**What is required**
Count how many lines include "excerpt" and answer with that number only.
***** Data section
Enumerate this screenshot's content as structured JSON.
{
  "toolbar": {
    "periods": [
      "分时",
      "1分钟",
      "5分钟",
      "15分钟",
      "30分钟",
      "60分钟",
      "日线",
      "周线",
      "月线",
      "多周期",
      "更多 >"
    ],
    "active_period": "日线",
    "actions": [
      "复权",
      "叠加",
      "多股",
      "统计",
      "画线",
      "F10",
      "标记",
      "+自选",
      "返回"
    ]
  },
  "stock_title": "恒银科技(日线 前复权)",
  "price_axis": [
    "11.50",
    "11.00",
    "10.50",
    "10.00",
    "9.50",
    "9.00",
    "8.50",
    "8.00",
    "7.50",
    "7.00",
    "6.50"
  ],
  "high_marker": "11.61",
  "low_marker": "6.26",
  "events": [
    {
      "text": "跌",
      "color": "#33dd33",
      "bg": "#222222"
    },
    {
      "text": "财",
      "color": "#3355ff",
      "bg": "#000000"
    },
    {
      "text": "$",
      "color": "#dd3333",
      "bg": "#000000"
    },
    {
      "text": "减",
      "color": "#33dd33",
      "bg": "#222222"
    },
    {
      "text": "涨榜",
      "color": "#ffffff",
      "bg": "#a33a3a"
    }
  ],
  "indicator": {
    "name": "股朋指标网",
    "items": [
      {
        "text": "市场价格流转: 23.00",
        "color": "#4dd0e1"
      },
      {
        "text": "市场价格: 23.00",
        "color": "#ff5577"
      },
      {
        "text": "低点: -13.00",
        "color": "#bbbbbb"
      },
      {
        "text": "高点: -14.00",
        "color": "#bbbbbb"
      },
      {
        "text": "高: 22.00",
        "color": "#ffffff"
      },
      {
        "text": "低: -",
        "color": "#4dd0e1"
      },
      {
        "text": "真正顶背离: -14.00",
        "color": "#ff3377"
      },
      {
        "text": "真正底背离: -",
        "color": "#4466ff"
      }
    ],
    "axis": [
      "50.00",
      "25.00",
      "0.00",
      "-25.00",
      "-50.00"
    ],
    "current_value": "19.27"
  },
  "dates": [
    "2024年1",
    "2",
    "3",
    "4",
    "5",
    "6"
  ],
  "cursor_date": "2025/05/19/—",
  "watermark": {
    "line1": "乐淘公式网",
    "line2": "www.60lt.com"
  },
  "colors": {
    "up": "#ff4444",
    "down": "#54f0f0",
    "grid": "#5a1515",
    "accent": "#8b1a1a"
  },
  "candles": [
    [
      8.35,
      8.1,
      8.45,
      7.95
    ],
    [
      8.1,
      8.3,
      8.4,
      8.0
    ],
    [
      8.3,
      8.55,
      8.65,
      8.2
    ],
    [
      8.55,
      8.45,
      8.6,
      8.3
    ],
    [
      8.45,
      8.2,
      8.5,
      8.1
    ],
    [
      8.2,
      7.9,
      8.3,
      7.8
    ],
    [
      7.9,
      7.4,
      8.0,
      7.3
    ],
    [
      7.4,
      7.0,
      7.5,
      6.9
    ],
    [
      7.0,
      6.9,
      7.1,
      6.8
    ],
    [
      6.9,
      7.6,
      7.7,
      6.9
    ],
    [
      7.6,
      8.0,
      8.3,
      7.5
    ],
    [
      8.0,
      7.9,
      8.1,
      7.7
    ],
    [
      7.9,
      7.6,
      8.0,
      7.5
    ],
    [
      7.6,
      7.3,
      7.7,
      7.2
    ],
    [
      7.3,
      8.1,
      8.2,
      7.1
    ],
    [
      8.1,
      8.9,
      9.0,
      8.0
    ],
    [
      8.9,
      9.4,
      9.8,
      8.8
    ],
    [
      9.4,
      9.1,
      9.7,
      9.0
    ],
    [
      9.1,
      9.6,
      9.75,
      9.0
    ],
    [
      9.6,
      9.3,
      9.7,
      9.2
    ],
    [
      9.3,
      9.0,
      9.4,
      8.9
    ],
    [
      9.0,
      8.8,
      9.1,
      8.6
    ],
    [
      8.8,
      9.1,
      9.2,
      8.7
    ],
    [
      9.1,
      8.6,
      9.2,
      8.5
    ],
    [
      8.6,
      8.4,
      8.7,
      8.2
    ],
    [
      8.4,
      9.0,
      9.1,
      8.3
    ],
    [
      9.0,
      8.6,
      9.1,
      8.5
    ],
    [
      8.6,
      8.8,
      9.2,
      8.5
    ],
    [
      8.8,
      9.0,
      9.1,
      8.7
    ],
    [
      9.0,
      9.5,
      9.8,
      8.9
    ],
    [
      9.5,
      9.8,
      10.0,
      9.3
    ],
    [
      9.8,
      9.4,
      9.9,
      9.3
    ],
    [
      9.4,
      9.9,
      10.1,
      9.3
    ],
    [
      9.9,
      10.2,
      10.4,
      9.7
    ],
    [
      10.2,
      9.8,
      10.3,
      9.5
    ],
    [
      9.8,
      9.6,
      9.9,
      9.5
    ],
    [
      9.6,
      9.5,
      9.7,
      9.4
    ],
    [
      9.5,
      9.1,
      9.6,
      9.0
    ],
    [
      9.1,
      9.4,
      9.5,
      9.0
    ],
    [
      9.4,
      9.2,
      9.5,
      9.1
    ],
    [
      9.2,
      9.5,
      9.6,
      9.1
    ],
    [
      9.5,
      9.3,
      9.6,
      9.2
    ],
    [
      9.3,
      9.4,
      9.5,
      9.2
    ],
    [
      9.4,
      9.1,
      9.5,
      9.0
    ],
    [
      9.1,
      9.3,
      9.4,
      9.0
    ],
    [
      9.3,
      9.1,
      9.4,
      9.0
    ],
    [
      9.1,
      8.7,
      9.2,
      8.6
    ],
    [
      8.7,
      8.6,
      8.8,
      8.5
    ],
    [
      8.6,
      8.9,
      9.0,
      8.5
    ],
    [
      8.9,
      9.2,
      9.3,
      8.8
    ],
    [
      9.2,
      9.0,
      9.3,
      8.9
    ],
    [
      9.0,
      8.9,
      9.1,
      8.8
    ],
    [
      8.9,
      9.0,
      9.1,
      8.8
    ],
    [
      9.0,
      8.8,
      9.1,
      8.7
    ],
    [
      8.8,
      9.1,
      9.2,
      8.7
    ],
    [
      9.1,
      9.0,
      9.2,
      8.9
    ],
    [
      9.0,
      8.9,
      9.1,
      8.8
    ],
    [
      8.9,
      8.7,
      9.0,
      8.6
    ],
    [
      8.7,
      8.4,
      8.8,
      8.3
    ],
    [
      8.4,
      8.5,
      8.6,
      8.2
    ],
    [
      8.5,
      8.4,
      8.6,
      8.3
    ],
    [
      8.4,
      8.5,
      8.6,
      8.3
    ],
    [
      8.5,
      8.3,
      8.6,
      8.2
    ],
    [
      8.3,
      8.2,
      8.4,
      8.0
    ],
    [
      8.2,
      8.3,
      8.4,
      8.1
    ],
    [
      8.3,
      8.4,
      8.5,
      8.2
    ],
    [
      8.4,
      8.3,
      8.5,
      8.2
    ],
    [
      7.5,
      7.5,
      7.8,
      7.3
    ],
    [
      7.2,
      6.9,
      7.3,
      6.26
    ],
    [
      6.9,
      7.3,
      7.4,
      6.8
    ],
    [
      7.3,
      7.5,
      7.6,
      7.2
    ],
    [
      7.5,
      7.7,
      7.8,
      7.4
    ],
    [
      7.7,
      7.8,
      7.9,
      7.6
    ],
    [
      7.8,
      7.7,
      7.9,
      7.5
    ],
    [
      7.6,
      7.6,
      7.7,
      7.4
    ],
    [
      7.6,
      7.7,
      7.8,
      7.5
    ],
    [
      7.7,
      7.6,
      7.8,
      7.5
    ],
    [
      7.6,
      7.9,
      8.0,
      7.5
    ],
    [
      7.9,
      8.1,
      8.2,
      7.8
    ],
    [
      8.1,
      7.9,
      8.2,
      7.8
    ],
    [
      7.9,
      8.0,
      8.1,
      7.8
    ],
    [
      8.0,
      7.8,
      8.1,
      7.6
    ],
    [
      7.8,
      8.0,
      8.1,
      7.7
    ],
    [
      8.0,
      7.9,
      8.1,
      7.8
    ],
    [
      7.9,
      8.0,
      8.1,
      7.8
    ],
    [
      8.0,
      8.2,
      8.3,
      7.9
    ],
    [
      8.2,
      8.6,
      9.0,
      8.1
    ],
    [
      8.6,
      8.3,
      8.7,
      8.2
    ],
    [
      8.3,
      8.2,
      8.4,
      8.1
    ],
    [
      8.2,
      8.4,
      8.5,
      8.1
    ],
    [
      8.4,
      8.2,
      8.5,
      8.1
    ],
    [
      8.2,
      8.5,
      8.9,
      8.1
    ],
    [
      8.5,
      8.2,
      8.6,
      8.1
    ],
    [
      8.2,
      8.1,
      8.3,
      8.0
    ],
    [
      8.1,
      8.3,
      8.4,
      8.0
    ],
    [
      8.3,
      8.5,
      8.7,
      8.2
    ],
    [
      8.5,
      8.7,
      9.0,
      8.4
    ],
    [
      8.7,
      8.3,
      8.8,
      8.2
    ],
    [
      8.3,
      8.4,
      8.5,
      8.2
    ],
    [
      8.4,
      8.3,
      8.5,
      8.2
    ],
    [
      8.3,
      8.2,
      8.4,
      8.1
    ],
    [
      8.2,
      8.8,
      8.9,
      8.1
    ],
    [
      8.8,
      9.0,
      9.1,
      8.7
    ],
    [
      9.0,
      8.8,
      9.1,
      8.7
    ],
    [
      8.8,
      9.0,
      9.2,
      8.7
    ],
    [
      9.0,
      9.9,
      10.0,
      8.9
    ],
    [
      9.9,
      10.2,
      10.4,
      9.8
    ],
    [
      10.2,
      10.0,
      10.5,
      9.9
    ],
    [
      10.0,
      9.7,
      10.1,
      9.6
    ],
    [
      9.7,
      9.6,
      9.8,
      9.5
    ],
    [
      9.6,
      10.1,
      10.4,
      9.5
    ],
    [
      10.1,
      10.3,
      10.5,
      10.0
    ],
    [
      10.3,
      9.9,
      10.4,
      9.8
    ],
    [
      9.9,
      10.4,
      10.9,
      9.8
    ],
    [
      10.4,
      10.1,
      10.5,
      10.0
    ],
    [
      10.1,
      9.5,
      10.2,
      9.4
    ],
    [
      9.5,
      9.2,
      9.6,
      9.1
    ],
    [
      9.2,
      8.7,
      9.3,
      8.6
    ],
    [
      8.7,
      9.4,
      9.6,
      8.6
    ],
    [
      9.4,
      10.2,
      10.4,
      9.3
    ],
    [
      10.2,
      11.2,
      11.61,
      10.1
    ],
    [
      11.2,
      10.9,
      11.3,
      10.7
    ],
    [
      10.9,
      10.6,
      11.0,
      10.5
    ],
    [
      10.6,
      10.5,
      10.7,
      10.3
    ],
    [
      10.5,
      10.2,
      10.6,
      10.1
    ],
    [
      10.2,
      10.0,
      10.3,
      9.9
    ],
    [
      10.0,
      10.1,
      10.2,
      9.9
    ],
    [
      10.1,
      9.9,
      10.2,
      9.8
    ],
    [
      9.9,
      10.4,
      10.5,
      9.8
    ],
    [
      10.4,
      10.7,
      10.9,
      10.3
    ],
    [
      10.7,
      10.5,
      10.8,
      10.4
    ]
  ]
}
**********
***** Data section
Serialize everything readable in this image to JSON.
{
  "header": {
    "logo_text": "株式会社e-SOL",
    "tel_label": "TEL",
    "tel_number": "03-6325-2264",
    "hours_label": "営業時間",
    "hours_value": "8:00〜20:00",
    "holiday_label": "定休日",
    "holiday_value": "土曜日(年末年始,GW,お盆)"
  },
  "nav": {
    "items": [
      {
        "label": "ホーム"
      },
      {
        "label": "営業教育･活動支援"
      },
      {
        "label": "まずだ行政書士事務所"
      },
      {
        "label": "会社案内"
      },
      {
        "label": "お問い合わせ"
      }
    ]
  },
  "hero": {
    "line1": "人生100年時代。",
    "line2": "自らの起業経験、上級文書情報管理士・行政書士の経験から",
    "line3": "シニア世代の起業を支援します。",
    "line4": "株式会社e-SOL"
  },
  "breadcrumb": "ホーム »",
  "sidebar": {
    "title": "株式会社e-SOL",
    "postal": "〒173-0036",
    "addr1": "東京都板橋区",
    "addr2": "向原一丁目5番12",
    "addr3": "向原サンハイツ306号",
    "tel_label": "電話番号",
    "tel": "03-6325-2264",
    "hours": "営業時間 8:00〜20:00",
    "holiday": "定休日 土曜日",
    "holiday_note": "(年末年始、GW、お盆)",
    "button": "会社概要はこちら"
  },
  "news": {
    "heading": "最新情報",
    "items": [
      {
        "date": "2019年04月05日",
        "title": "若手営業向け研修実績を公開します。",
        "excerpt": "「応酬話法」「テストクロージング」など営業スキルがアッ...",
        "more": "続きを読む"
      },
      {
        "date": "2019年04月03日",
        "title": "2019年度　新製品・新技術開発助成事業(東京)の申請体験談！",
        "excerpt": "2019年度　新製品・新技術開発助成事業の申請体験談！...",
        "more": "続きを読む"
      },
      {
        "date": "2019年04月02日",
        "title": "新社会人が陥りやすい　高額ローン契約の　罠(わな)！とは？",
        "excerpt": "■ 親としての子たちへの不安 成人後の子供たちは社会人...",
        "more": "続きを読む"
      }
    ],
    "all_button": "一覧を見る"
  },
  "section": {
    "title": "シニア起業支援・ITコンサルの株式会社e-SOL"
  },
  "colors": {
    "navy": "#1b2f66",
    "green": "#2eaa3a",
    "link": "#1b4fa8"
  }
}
**********
***** Data section
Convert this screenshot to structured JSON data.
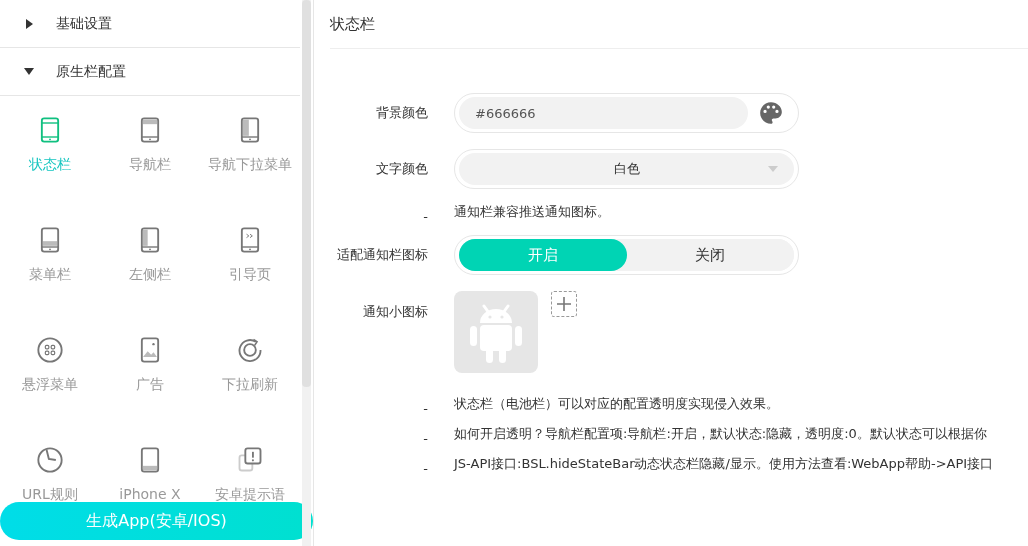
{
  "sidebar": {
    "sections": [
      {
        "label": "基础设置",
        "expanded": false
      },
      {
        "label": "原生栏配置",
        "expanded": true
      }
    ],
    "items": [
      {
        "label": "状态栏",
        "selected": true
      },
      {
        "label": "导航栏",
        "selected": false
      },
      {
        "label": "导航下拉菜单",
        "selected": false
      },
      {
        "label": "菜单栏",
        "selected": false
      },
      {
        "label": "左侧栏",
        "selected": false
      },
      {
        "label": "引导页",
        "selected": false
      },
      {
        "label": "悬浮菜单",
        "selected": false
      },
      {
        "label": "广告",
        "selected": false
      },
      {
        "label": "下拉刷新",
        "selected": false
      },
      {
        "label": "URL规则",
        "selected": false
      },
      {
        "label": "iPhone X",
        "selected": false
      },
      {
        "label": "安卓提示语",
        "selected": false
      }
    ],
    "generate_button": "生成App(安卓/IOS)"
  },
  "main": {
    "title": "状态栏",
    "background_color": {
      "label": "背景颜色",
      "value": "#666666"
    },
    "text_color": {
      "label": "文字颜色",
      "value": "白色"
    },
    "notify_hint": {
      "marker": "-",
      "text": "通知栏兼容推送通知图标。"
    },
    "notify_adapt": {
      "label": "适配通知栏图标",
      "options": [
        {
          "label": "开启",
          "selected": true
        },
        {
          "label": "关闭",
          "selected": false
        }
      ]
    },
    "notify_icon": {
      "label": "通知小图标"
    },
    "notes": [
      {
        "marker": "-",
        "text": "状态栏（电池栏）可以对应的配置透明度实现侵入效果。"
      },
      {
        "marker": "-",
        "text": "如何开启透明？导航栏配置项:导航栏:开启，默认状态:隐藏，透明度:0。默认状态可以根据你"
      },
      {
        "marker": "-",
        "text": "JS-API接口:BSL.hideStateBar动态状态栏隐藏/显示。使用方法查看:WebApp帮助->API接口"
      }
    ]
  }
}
**********
**Correct answer**
3